Task directions
Can you output the records below exactly as they are written?

Input
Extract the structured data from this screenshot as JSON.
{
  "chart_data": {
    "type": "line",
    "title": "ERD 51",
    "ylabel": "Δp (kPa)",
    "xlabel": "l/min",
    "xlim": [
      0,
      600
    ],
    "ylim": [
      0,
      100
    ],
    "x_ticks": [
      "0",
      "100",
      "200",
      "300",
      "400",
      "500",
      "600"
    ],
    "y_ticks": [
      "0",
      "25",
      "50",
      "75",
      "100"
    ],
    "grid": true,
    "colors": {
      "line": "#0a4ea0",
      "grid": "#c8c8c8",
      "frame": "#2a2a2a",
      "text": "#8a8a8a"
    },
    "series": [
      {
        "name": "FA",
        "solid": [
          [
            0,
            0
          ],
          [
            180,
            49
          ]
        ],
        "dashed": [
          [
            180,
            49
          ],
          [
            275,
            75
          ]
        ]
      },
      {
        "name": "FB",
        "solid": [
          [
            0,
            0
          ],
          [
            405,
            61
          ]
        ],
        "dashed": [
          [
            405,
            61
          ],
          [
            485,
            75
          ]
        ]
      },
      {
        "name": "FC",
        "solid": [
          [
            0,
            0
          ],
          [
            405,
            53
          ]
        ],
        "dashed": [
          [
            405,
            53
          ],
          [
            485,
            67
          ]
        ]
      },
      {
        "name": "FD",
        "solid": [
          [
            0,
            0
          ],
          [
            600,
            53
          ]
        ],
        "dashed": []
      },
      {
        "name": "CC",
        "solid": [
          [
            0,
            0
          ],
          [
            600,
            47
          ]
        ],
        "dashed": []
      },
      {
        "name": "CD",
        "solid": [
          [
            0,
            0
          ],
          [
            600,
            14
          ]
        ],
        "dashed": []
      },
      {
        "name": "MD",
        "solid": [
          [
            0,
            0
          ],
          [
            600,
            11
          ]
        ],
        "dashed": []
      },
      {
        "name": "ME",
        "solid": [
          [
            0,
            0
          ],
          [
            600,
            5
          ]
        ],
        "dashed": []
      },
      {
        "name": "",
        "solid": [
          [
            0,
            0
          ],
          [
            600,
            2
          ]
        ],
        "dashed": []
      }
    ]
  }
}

Result
Extract the structured data from this screenshot as JSON.
{
  "chart_data": {
    "type": "line",
    "title": "ERD 51",
    "ylabel": "Δp (kPa)",
    "xlabel": "l/min",
    "xlim": [
      0,
      600
    ],
    "ylim": [
      0,
      100
    ],
    "x_ticks": [
      "0",
      "100",
      "200",
      "300",
      "400",
      "500",
      "600"
    ],
    "y_ticks": [
      "0",
      "25",
      "50",
      "75",
      "100"
    ],
    "grid": true,
    "colors": {
      "line": "#0a4ea0",
      "grid": "#c8c8c8",
      "frame": "#2a2a2a",
      "text": "#8a8a8a"
    },
    "series": [
      {
        "name": "FA",
        "solid": [
          [
            0,
            0
          ],
          [
            180,
            49
          ]
        ],
        "dashed": [
          [
            180,
            49
          ],
          [
            275,
            75
          ]
        ]
      },
      {
        "name": "FB",
        "solid": [
          [
            0,
            0
          ],
          [
            405,
            61
          ]
        ],
        "dashed": [
          [
            405,
            61
          ],
          [
            485,
            75
          ]
        ]
      },
      {
        "name": "FC",
        "solid": [
          [
            0,
            0
          ],
          [
            405,
            53
          ]
        ],
        "dashed": [
          [
            405,
            53
          ],
          [
            485,
            67
          ]
        ]
      },
      {
        "name": "FD",
        "solid": [
          [
            0,
            0
          ],
          [
            600,
            53
          ]
        ],
        "dashed": []
      },
      {
        "name": "CC",
        "solid": [
          [
            0,
            0
          ],
          [
            600,
            47
          ]
        ],
        "dashed": []
      },
      {
        "name": "CD",
        "solid": [
          [
            0,
            0
          ],
          [
            600,
            14
          ]
        ],
        "dashed": []
      },
      {
        "name": "MD",
        "solid": [
          [
            0,
            0
          ],
          [
            600,
            11
          ]
        ],
        "dashed": []
      },
      {
        "name": "ME",
        "solid": [
          [
            0,
            0
          ],
          [
            600,
            5
          ]
        ],
        "dashed": []
      },
      {
        "name": "",
        "solid": [
          [
            0,
            0
          ],
          [
            600,
            2
          ]
        ],
        "dashed": []
      }
    ]
  }
}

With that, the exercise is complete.